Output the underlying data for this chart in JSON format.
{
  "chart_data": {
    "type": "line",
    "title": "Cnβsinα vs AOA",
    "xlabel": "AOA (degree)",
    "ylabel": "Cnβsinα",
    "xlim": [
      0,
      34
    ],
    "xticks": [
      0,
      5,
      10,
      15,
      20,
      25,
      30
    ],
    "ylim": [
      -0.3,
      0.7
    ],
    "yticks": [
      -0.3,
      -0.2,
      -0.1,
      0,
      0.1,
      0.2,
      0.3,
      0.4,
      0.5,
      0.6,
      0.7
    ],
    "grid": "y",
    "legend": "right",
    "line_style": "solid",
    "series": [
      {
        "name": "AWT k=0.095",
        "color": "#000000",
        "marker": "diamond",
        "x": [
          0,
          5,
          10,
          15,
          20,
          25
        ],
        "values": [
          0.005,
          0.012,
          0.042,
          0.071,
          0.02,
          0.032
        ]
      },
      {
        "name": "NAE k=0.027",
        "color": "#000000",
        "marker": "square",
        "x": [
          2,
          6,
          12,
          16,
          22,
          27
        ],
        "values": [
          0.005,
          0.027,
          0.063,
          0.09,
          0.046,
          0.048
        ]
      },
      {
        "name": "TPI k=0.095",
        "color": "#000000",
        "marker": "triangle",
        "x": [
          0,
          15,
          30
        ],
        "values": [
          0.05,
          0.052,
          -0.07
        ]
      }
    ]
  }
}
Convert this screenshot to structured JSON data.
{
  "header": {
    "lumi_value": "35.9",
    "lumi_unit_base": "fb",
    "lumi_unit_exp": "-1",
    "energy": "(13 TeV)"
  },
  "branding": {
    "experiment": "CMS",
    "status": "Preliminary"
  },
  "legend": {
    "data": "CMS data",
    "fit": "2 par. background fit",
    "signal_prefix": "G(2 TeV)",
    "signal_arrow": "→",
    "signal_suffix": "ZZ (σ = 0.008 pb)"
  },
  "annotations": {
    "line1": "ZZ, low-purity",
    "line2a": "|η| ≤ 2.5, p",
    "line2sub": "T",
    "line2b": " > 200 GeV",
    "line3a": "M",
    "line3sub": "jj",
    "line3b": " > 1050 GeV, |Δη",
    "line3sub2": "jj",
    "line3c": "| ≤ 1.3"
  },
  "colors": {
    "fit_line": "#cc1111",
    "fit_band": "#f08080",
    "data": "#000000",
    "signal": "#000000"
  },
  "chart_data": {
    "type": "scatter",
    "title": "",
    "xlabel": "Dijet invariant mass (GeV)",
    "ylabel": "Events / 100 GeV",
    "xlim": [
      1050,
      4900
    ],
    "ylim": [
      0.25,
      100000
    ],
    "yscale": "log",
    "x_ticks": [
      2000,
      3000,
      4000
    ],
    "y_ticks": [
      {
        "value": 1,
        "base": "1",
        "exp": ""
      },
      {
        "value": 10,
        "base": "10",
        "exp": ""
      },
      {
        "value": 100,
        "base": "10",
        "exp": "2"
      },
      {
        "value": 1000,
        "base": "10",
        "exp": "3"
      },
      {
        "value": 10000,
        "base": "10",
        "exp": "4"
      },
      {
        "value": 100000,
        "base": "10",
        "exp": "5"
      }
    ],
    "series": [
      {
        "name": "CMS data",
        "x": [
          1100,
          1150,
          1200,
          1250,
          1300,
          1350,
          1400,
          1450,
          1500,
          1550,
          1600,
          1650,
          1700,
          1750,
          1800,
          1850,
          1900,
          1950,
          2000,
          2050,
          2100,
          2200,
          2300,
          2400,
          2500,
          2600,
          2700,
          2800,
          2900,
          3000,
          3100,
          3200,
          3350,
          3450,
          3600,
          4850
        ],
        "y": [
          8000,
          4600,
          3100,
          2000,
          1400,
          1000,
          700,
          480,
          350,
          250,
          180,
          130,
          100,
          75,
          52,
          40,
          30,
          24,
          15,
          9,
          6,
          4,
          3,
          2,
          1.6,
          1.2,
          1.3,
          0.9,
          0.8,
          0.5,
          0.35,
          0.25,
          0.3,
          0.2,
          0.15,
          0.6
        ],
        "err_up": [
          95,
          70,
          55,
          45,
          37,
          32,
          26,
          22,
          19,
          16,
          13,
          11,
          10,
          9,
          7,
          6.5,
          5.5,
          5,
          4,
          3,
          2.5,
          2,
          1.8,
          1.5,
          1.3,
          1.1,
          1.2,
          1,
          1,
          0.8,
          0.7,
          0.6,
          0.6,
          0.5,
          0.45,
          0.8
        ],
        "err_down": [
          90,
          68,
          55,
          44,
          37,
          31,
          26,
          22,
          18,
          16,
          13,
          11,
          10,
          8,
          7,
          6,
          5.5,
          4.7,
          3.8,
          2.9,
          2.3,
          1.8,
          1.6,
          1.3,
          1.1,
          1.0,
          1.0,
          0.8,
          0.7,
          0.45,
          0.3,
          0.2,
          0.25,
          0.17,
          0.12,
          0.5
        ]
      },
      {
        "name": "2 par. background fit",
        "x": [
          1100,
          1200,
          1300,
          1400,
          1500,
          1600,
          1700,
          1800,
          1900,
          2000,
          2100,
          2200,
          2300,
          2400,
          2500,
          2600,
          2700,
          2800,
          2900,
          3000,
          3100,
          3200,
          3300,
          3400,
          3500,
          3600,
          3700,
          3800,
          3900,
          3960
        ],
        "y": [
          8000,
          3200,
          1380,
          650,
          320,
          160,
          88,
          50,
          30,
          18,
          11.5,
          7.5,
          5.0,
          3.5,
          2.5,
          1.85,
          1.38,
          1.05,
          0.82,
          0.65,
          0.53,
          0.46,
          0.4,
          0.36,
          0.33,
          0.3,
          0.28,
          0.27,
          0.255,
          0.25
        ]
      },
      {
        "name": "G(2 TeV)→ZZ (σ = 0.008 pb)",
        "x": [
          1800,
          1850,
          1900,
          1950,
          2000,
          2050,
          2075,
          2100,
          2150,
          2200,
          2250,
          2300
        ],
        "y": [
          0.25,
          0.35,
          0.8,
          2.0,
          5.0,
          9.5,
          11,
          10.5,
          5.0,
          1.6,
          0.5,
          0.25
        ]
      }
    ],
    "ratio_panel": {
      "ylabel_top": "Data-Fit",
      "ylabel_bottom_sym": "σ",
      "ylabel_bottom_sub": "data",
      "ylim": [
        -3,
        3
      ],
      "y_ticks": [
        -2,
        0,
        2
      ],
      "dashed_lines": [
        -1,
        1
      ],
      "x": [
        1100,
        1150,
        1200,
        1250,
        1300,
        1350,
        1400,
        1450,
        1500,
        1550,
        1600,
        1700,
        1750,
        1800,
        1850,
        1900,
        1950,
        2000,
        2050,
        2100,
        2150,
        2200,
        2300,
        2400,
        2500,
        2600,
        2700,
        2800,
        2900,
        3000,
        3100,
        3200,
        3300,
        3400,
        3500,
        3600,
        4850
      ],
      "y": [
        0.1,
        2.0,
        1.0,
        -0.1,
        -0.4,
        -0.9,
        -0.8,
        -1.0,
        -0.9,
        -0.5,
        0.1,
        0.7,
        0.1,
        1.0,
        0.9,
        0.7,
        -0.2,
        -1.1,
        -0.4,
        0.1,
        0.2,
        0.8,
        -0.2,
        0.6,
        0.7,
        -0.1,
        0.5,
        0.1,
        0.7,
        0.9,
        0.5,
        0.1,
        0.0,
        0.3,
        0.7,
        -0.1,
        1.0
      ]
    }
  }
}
##########
STATED GOAL – Say how many lines contain "Cnβsinα", and give nothing but that number.

FINISHED TASK – 2